Goal: Leave out the pictures and copy each record below exactly.

******************************

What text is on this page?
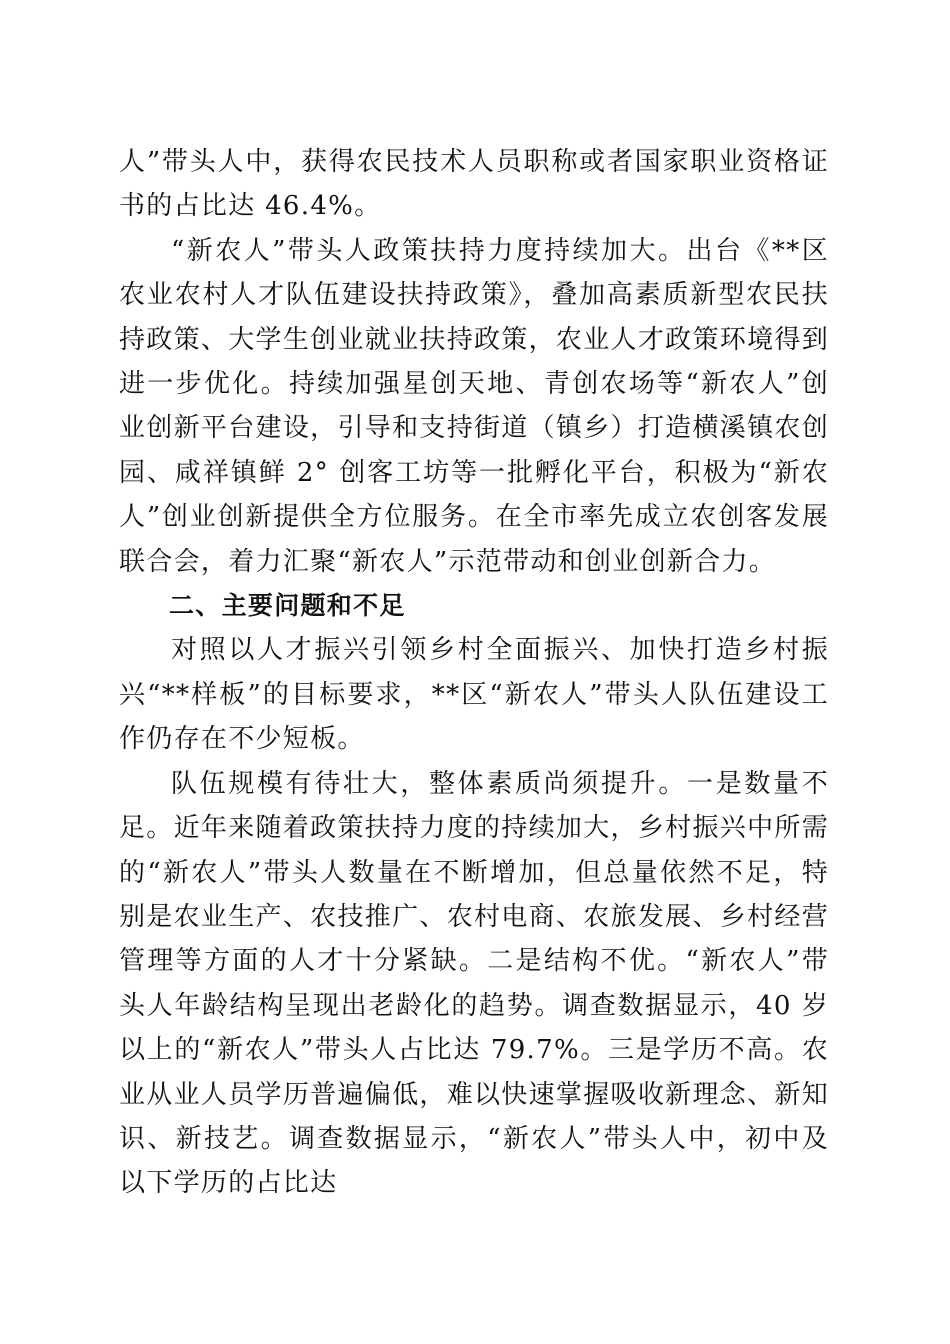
人”带头人中，获得农民技术人员职称或者国家职业资格证书的占比达 46.4%。

“新农人”带头人政策扶持力度持续加大。出台《**区农业农村人才队伍建设扶持政策》，叠加高素质新型农民扶持政策、大学生创业就业扶持政策，农业人才政策环境得到进一步优化。持续加强星创天地、青创农场等“新农人”创业创新平台建设，引导和支持街道（镇乡）打造横溪镇农创园、咸祥镇鲜 2° 创客工坊等一批孵化平台，积极为“新农人”创业创新提供全方位服务。在全市率先成立农创客发展联合会，着力汇聚“新农人”示范带动和创业创新合力。

二、主要问题和不足

对照以人才振兴引领乡村全面振兴、加快打造乡村振兴“**样板”的目标要求，**区“新农人”带头人队伍建设工作仍存在不少短板。

队伍规模有待壮大，整体素质尚须提升。一是数量不足。近年来随着政策扶持力度的持续加大，乡村振兴中所需的“新农人”带头人数量在不断增加，但总量依然不足，特别是农业生产、农技推广、农村电商、农旅发展、乡村经营管理等方面的人才十分紧缺。二是结构不优。“新农人”带头人年龄结构呈现出老龄化的趋势。调查数据显示，40 岁以上的“新农人”带头人占比达 79.7%。三是学历不高。农业从业人员学历普遍偏低，难以快速掌握吸收新理念、新知识、新技艺。调查数据显示，“新农人”带头人中，初中及以下学历的占比达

******************************

Task output:
What text is on this page?
人”带头人中，获得农民技术人员职称或者国家职业资格证书的占比达 46.4%。

“新农人”带头人政策扶持力度持续加大。出台《**区农业农村人才队伍建设扶持政策》，叠加高素质新型农民扶持政策、大学生创业就业扶持政策，农业人才政策环境得到进一步优化。持续加强星创天地、青创农场等“新农人”创业创新平台建设，引导和支持街道（镇乡）打造横溪镇农创园、咸祥镇鲜 2° 创客工坊等一批孵化平台，积极为“新农人”创业创新提供全方位服务。在全市率先成立农创客发展联合会，着力汇聚“新农人”示范带动和创业创新合力。

二、主要问题和不足

对照以人才振兴引领乡村全面振兴、加快打造乡村振兴“**样板”的目标要求，**区“新农人”带头人队伍建设工作仍存在不少短板。

队伍规模有待壮大，整体素质尚须提升。一是数量不足。近年来随着政策扶持力度的持续加大，乡村振兴中所需的“新农人”带头人数量在不断增加，但总量依然不足，特别是农业生产、农技推广、农村电商、农旅发展、乡村经营管理等方面的人才十分紧缺。二是结构不优。“新农人”带头人年龄结构呈现出老龄化的趋势。调查数据显示，40 岁以上的“新农人”带头人占比达 79.7%。三是学历不高。农业从业人员学历普遍偏低，难以快速掌握吸收新理念、新知识、新技艺。调查数据显示，“新农人”带头人中，初中及以下学历的占比达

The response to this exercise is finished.